-- START OF Rows --
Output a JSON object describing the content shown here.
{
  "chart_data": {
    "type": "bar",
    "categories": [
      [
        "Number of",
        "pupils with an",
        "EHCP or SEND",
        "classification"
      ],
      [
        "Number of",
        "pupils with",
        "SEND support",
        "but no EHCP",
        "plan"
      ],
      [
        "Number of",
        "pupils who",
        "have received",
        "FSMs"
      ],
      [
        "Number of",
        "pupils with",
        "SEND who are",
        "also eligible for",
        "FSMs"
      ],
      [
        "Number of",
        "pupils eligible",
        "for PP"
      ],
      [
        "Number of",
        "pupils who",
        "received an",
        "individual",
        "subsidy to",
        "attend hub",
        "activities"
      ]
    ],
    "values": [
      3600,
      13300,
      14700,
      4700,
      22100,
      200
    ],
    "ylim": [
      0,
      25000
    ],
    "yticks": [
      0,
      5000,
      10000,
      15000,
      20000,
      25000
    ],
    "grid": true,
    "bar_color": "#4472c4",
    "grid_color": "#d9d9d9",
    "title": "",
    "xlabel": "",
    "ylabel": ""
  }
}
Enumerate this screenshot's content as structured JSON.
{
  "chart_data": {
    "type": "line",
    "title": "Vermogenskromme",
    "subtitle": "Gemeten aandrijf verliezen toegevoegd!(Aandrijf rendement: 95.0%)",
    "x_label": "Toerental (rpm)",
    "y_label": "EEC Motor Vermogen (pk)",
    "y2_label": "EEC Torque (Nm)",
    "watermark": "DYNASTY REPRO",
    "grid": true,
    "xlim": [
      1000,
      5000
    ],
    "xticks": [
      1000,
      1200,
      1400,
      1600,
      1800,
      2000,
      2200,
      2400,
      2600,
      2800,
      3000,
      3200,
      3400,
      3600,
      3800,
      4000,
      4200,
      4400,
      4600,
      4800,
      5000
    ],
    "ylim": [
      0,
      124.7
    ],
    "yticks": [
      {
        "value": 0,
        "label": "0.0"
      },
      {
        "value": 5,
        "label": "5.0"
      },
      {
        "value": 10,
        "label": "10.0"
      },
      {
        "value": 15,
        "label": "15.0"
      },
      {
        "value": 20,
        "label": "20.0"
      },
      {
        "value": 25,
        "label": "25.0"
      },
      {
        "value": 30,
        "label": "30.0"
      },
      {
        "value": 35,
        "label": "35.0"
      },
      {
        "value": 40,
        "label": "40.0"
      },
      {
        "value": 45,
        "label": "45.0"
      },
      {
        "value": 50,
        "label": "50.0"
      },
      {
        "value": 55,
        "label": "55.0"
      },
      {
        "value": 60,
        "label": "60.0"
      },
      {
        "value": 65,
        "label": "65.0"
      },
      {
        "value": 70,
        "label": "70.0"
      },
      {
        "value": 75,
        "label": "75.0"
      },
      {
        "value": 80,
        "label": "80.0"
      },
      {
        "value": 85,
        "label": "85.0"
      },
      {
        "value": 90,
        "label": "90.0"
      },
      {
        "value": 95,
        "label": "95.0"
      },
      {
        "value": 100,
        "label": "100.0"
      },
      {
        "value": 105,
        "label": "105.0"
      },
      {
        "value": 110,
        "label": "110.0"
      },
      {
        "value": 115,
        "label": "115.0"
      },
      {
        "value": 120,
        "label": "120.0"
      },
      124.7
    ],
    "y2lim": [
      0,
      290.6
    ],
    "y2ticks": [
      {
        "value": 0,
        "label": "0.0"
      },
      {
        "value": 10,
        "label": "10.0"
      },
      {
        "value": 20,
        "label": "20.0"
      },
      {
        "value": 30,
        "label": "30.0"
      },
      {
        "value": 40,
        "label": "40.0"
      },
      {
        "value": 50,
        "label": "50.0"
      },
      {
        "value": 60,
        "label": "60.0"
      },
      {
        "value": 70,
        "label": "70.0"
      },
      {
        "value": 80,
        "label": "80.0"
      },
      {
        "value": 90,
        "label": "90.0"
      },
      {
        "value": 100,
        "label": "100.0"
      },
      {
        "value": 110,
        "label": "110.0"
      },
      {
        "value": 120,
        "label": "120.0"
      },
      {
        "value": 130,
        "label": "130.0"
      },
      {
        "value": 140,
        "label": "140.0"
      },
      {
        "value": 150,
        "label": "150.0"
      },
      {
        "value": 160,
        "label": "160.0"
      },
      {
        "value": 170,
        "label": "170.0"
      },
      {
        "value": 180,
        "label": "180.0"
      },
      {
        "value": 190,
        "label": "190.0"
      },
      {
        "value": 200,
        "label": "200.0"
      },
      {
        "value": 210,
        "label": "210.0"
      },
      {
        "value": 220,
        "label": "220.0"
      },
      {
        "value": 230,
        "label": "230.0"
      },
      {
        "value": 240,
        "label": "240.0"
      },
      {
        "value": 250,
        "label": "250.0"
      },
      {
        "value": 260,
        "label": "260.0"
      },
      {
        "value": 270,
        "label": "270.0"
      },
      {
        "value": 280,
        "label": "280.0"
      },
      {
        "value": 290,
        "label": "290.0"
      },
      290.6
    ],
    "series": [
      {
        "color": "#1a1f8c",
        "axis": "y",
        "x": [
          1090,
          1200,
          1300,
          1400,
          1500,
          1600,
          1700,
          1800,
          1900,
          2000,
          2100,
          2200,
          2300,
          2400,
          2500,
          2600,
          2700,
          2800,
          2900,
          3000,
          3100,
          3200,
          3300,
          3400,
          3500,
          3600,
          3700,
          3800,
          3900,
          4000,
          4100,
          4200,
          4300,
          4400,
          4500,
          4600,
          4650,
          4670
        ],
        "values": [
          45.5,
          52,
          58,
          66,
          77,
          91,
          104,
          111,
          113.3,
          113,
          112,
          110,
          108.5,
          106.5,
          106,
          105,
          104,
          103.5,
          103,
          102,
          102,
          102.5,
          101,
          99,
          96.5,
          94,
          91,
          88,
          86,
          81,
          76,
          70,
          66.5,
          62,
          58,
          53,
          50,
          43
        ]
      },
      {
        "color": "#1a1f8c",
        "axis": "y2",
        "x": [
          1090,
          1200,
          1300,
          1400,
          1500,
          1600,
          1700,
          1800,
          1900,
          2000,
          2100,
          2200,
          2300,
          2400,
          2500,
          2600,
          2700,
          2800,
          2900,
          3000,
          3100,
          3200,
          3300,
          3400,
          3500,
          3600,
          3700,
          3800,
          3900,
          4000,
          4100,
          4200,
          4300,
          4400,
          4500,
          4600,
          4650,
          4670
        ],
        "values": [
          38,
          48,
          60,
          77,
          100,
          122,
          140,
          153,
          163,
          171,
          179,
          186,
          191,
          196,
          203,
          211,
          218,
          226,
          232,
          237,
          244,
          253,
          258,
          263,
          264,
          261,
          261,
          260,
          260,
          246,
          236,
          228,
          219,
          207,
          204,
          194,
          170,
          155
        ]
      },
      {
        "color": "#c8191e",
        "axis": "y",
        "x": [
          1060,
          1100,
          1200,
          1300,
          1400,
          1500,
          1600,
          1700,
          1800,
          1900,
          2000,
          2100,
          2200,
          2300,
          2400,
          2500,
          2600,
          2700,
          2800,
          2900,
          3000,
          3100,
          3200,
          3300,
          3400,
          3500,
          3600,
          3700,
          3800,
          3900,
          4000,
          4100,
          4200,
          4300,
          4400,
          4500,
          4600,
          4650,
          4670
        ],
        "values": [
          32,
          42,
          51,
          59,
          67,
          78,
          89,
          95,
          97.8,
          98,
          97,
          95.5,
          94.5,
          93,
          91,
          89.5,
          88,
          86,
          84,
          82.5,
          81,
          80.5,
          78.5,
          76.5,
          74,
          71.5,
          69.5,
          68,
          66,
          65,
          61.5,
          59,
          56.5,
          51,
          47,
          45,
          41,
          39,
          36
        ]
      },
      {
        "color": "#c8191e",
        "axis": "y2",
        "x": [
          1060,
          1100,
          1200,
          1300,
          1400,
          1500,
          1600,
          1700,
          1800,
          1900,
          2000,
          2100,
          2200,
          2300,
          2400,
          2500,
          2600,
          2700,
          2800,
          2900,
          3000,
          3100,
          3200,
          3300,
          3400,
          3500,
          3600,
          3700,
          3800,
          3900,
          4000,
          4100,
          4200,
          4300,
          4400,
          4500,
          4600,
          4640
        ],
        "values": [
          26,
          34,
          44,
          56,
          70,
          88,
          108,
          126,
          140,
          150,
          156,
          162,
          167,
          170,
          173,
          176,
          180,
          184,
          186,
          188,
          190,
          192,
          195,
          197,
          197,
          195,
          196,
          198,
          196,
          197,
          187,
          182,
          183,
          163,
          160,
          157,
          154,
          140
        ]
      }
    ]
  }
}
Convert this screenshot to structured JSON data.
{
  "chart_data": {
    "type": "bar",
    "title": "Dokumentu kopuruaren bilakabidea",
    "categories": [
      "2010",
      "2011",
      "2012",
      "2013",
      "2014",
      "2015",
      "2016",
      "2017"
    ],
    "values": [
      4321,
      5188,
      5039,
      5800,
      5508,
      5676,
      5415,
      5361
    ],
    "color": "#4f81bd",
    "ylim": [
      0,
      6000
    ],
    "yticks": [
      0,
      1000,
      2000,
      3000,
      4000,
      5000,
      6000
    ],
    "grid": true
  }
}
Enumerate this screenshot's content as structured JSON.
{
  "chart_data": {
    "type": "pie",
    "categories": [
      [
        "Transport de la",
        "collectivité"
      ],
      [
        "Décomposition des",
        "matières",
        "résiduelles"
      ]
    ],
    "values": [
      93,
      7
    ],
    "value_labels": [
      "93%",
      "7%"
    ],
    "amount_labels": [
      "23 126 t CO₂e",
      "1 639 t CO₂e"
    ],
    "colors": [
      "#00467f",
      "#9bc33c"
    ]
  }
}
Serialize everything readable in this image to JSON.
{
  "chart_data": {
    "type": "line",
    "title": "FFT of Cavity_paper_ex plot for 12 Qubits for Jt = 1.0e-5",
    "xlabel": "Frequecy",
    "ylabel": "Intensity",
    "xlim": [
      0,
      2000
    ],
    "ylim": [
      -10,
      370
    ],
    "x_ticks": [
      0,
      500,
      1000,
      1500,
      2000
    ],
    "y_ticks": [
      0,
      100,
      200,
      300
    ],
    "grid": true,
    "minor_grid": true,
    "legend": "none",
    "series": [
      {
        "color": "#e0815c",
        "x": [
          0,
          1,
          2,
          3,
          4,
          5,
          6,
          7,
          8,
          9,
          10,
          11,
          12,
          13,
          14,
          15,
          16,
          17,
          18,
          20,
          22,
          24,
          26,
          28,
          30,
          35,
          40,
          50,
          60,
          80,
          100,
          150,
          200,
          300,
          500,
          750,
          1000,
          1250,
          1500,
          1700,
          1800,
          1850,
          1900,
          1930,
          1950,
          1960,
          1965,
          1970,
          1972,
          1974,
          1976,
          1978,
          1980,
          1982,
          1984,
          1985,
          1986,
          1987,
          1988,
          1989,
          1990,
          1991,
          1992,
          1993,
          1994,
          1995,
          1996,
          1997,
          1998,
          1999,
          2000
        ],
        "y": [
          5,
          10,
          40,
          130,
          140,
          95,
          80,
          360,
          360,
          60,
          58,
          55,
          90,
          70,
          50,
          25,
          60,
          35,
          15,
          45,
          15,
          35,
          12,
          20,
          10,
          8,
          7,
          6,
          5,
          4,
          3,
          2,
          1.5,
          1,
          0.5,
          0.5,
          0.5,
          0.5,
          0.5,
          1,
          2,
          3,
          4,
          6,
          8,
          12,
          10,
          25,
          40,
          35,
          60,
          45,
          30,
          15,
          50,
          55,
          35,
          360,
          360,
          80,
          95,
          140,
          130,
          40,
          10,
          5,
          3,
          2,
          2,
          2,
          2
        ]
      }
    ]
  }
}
-- END OF Rows --
Task goal:
Take every line containing the word "this" and copy it.

Solved exercise:
Enumerate this screenshot's content as structured JSON.
Convert this screenshot to structured JSON data.
Enumerate this screenshot's content as structured JSON.
Serialize everything readable in this image to JSON.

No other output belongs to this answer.